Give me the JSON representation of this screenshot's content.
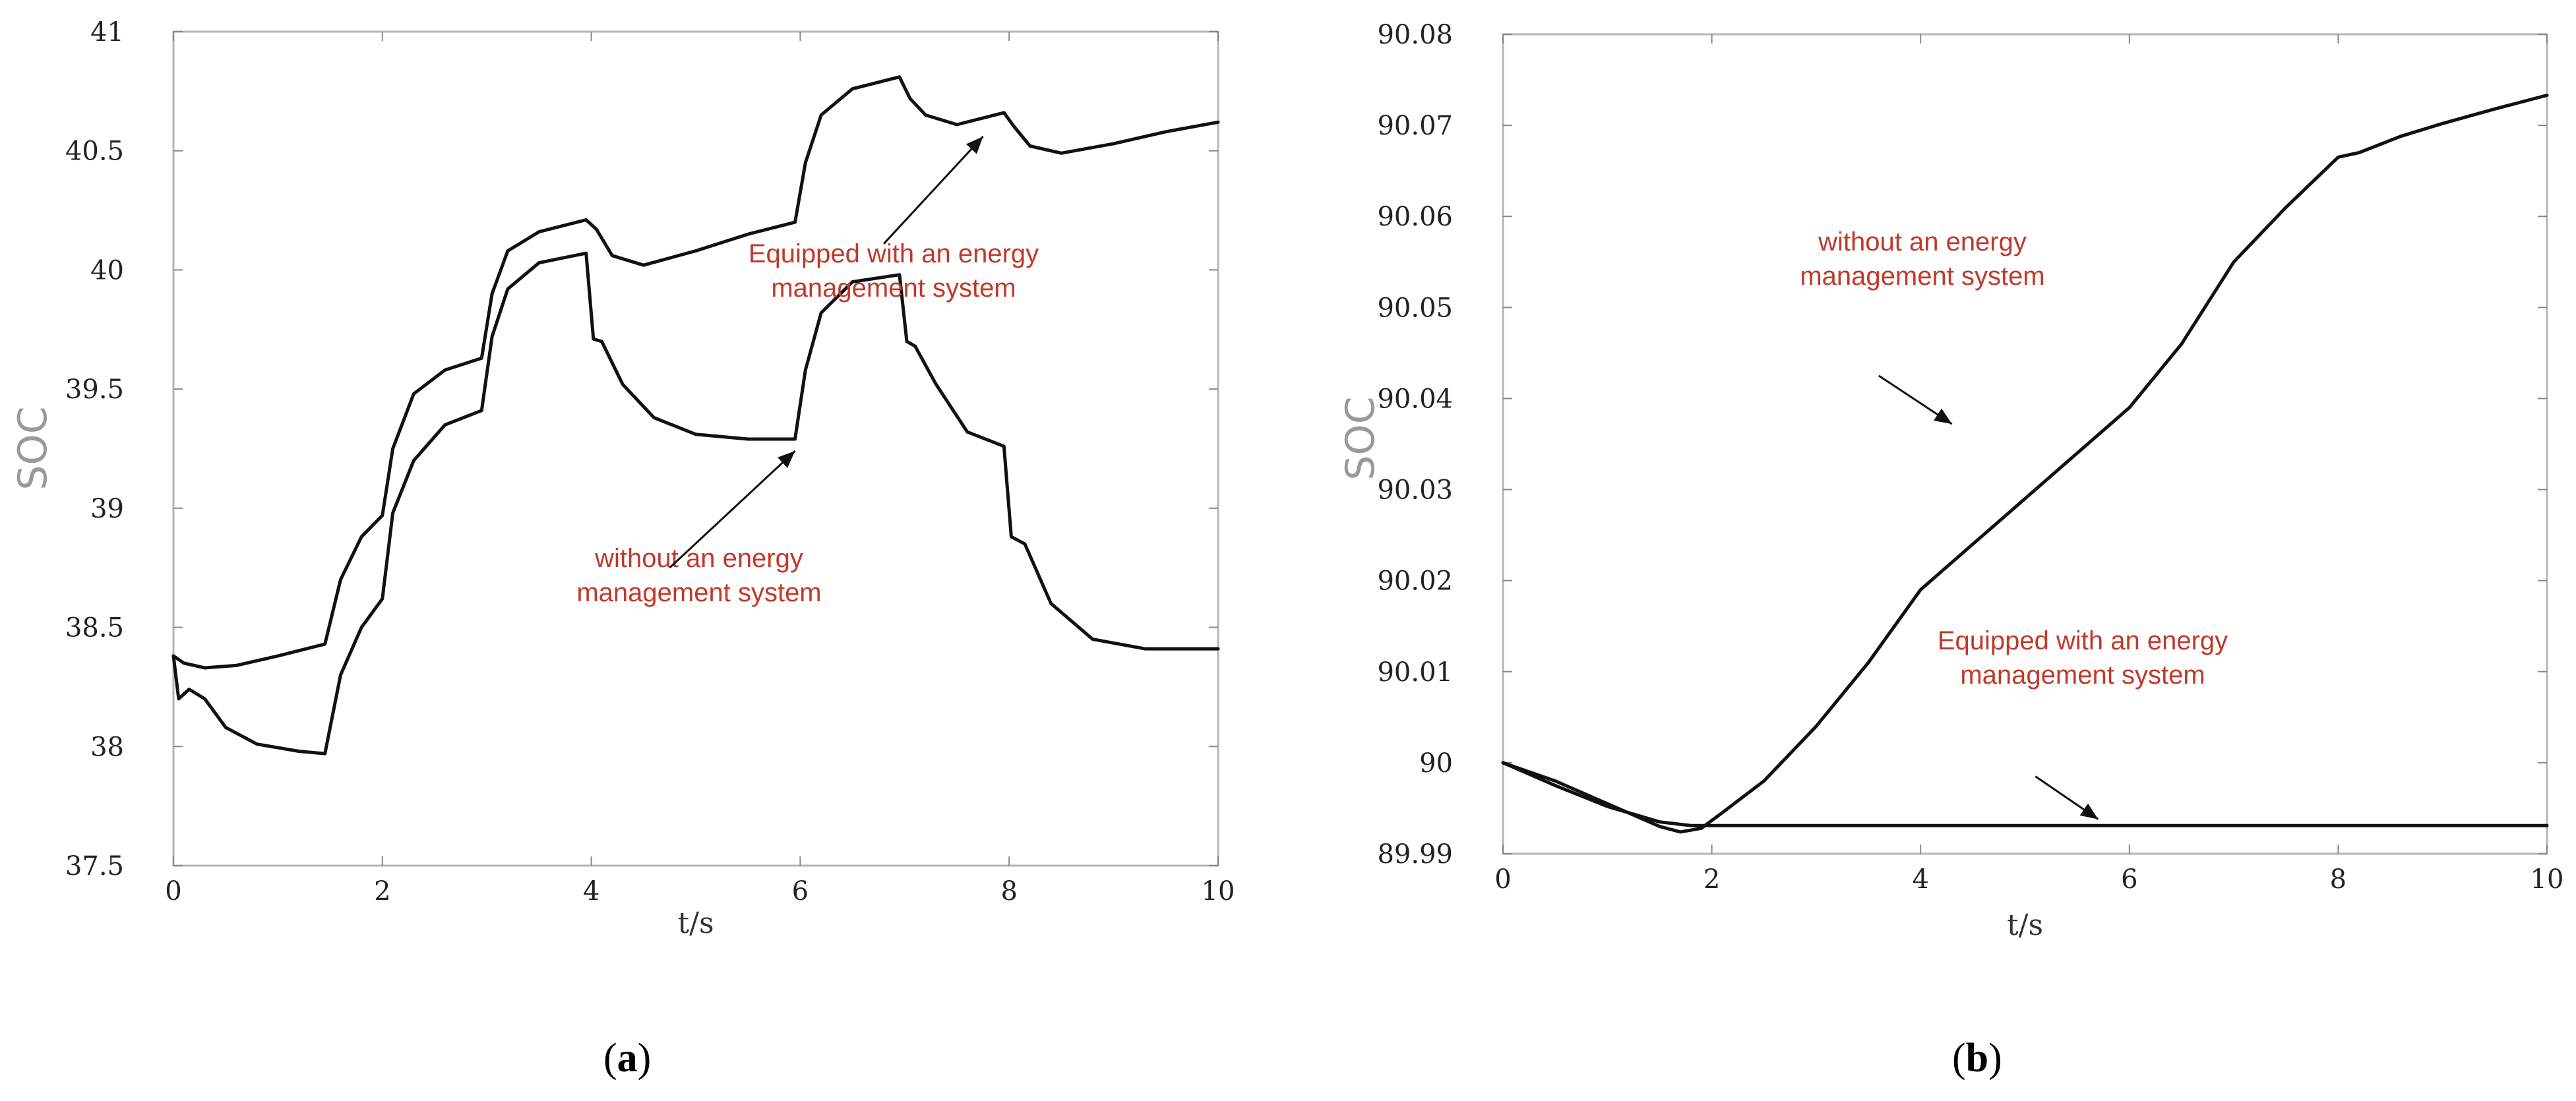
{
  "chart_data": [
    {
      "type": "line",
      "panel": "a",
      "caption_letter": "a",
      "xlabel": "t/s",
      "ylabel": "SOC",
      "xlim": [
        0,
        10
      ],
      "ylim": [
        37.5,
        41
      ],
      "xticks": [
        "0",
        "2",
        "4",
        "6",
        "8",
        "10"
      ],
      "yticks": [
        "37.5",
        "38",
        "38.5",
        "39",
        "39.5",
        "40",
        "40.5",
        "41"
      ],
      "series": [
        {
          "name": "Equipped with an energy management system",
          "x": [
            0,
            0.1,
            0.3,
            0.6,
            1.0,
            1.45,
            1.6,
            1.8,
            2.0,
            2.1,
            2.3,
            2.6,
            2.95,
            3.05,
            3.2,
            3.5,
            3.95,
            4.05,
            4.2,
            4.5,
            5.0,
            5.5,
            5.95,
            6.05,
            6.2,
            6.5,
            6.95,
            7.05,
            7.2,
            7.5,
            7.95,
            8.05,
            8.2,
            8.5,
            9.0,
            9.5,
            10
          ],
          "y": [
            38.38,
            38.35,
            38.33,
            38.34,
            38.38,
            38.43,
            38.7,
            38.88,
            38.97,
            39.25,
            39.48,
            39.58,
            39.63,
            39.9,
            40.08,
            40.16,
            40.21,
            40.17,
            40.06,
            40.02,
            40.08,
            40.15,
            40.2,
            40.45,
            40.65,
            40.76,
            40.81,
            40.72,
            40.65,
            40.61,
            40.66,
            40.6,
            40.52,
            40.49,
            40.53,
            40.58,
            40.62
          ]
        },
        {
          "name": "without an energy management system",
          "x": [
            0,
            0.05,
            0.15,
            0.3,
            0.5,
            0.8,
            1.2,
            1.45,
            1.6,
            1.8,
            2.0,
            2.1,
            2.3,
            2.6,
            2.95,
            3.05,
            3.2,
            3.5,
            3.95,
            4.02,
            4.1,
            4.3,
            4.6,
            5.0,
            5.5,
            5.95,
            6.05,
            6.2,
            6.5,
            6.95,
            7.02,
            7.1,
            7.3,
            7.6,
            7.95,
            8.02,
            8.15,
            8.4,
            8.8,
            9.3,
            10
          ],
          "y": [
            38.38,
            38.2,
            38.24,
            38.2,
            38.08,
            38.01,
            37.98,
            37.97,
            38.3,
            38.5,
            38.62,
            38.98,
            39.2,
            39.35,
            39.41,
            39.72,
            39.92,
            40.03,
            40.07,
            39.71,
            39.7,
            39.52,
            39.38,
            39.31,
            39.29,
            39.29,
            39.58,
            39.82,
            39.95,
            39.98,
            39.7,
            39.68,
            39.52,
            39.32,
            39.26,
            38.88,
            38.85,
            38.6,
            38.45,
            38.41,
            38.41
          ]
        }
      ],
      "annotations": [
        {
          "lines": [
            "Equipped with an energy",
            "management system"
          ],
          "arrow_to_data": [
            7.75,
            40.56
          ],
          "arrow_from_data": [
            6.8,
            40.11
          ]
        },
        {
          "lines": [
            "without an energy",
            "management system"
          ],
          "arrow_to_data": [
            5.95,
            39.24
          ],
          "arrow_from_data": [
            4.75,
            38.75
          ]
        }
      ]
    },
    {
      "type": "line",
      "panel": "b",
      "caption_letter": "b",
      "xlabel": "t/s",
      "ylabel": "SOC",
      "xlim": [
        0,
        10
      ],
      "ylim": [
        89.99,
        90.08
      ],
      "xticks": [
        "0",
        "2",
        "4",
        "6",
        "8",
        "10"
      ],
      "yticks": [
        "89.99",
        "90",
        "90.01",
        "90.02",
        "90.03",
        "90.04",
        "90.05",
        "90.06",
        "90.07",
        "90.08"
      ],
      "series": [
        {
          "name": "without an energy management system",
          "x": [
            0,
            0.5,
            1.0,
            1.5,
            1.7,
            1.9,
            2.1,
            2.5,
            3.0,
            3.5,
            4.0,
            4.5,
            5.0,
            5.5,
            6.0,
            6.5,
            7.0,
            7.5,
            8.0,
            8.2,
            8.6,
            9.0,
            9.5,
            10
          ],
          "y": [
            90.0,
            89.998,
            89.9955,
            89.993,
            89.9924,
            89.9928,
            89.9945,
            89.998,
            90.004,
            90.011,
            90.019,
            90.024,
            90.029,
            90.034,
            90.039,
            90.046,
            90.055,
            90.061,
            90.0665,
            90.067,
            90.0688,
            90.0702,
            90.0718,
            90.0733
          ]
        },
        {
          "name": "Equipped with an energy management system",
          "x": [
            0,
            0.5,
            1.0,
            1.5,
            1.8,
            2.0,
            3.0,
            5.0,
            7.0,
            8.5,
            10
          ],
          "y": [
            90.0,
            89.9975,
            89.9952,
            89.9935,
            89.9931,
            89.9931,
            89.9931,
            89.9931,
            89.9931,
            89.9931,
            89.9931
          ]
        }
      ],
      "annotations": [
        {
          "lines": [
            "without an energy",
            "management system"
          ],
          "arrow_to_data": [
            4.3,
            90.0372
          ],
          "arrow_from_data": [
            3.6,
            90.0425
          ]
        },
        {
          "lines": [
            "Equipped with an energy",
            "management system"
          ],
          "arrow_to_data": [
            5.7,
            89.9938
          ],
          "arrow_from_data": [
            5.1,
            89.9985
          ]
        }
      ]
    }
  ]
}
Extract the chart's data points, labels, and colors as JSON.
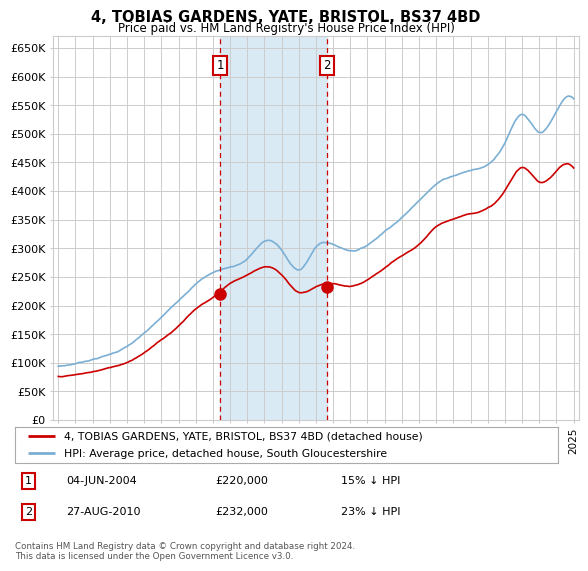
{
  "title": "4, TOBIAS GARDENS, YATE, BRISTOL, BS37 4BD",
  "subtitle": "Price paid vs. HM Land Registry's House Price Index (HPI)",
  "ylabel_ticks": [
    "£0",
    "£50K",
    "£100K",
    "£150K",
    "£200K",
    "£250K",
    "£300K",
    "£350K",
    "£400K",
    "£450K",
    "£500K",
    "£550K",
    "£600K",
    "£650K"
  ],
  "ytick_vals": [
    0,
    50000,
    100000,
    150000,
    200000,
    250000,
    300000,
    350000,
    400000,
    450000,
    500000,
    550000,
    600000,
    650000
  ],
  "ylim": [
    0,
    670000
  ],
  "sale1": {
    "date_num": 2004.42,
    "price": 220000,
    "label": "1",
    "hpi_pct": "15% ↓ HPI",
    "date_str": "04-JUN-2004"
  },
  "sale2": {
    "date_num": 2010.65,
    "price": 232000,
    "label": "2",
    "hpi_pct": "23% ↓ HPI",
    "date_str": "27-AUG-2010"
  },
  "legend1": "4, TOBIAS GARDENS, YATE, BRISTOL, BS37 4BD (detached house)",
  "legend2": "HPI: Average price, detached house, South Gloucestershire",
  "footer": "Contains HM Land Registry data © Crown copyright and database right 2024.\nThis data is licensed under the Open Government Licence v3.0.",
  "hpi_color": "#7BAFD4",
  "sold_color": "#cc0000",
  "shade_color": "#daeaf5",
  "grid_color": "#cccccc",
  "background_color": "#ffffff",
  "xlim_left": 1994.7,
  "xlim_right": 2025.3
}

Exercise:
Output the entries above exactly, without their pictures.

Solution to this task:
Give me the JSON representation of this screenshot's content.
{
  "chart_data": [
    {
      "type": "line",
      "panel": "a",
      "caption_letter": "a",
      "xlabel": "t/s",
      "ylabel": "SOC",
      "xlim": [
        0,
        10
      ],
      "ylim": [
        37.5,
        41
      ],
      "xticks": [
        "0",
        "2",
        "4",
        "6",
        "8",
        "10"
      ],
      "yticks": [
        "37.5",
        "38",
        "38.5",
        "39",
        "39.5",
        "40",
        "40.5",
        "41"
      ],
      "series": [
        {
          "name": "Equipped with an energy management system",
          "x": [
            0,
            0.1,
            0.3,
            0.6,
            1.0,
            1.45,
            1.6,
            1.8,
            2.0,
            2.1,
            2.3,
            2.6,
            2.95,
            3.05,
            3.2,
            3.5,
            3.95,
            4.05,
            4.2,
            4.5,
            5.0,
            5.5,
            5.95,
            6.05,
            6.2,
            6.5,
            6.95,
            7.05,
            7.2,
            7.5,
            7.95,
            8.05,
            8.2,
            8.5,
            9.0,
            9.5,
            10
          ],
          "y": [
            38.38,
            38.35,
            38.33,
            38.34,
            38.38,
            38.43,
            38.7,
            38.88,
            38.97,
            39.25,
            39.48,
            39.58,
            39.63,
            39.9,
            40.08,
            40.16,
            40.21,
            40.17,
            40.06,
            40.02,
            40.08,
            40.15,
            40.2,
            40.45,
            40.65,
            40.76,
            40.81,
            40.72,
            40.65,
            40.61,
            40.66,
            40.6,
            40.52,
            40.49,
            40.53,
            40.58,
            40.62
          ]
        },
        {
          "name": "without an energy management system",
          "x": [
            0,
            0.05,
            0.15,
            0.3,
            0.5,
            0.8,
            1.2,
            1.45,
            1.6,
            1.8,
            2.0,
            2.1,
            2.3,
            2.6,
            2.95,
            3.05,
            3.2,
            3.5,
            3.95,
            4.02,
            4.1,
            4.3,
            4.6,
            5.0,
            5.5,
            5.95,
            6.05,
            6.2,
            6.5,
            6.95,
            7.02,
            7.1,
            7.3,
            7.6,
            7.95,
            8.02,
            8.15,
            8.4,
            8.8,
            9.3,
            10
          ],
          "y": [
            38.38,
            38.2,
            38.24,
            38.2,
            38.08,
            38.01,
            37.98,
            37.97,
            38.3,
            38.5,
            38.62,
            38.98,
            39.2,
            39.35,
            39.41,
            39.72,
            39.92,
            40.03,
            40.07,
            39.71,
            39.7,
            39.52,
            39.38,
            39.31,
            39.29,
            39.29,
            39.58,
            39.82,
            39.95,
            39.98,
            39.7,
            39.68,
            39.52,
            39.32,
            39.26,
            38.88,
            38.85,
            38.6,
            38.45,
            38.41,
            38.41
          ]
        }
      ],
      "annotations": [
        {
          "lines": [
            "Equipped with an energy",
            "management system"
          ],
          "arrow_to_data": [
            7.75,
            40.56
          ],
          "arrow_from_data": [
            6.8,
            40.11
          ]
        },
        {
          "lines": [
            "without an energy",
            "management system"
          ],
          "arrow_to_data": [
            5.95,
            39.24
          ],
          "arrow_from_data": [
            4.75,
            38.75
          ]
        }
      ]
    },
    {
      "type": "line",
      "panel": "b",
      "caption_letter": "b",
      "xlabel": "t/s",
      "ylabel": "SOC",
      "xlim": [
        0,
        10
      ],
      "ylim": [
        89.99,
        90.08
      ],
      "xticks": [
        "0",
        "2",
        "4",
        "6",
        "8",
        "10"
      ],
      "yticks": [
        "89.99",
        "90",
        "90.01",
        "90.02",
        "90.03",
        "90.04",
        "90.05",
        "90.06",
        "90.07",
        "90.08"
      ],
      "series": [
        {
          "name": "without an energy management system",
          "x": [
            0,
            0.5,
            1.0,
            1.5,
            1.7,
            1.9,
            2.1,
            2.5,
            3.0,
            3.5,
            4.0,
            4.5,
            5.0,
            5.5,
            6.0,
            6.5,
            7.0,
            7.5,
            8.0,
            8.2,
            8.6,
            9.0,
            9.5,
            10
          ],
          "y": [
            90.0,
            89.998,
            89.9955,
            89.993,
            89.9924,
            89.9928,
            89.9945,
            89.998,
            90.004,
            90.011,
            90.019,
            90.024,
            90.029,
            90.034,
            90.039,
            90.046,
            90.055,
            90.061,
            90.0665,
            90.067,
            90.0688,
            90.0702,
            90.0718,
            90.0733
          ]
        },
        {
          "name": "Equipped with an energy management system",
          "x": [
            0,
            0.5,
            1.0,
            1.5,
            1.8,
            2.0,
            3.0,
            5.0,
            7.0,
            8.5,
            10
          ],
          "y": [
            90.0,
            89.9975,
            89.9952,
            89.9935,
            89.9931,
            89.9931,
            89.9931,
            89.9931,
            89.9931,
            89.9931,
            89.9931
          ]
        }
      ],
      "annotations": [
        {
          "lines": [
            "without an energy",
            "management system"
          ],
          "arrow_to_data": [
            4.3,
            90.0372
          ],
          "arrow_from_data": [
            3.6,
            90.0425
          ]
        },
        {
          "lines": [
            "Equipped with an energy",
            "management system"
          ],
          "arrow_to_data": [
            5.7,
            89.9938
          ],
          "arrow_from_data": [
            5.1,
            89.9985
          ]
        }
      ]
    }
  ]
}
Extract the chart's data points, labels, and colors as JSON.
{
  "title": "4, TOBIAS GARDENS, YATE, BRISTOL, BS37 4BD",
  "subtitle": "Price paid vs. HM Land Registry's House Price Index (HPI)",
  "ylabel_ticks": [
    "£0",
    "£50K",
    "£100K",
    "£150K",
    "£200K",
    "£250K",
    "£300K",
    "£350K",
    "£400K",
    "£450K",
    "£500K",
    "£550K",
    "£600K",
    "£650K"
  ],
  "ytick_vals": [
    0,
    50000,
    100000,
    150000,
    200000,
    250000,
    300000,
    350000,
    400000,
    450000,
    500000,
    550000,
    600000,
    650000
  ],
  "ylim": [
    0,
    670000
  ],
  "sale1": {
    "date_num": 2004.42,
    "price": 220000,
    "label": "1",
    "hpi_pct": "15% ↓ HPI",
    "date_str": "04-JUN-2004"
  },
  "sale2": {
    "date_num": 2010.65,
    "price": 232000,
    "label": "2",
    "hpi_pct": "23% ↓ HPI",
    "date_str": "27-AUG-2010"
  },
  "legend1": "4, TOBIAS GARDENS, YATE, BRISTOL, BS37 4BD (detached house)",
  "legend2": "HPI: Average price, detached house, South Gloucestershire",
  "footer": "Contains HM Land Registry data © Crown copyright and database right 2024.\nThis data is licensed under the Open Government Licence v3.0.",
  "hpi_color": "#7BAFD4",
  "sold_color": "#cc0000",
  "shade_color": "#daeaf5",
  "grid_color": "#cccccc",
  "background_color": "#ffffff",
  "xlim_left": 1994.7,
  "xlim_right": 2025.3
}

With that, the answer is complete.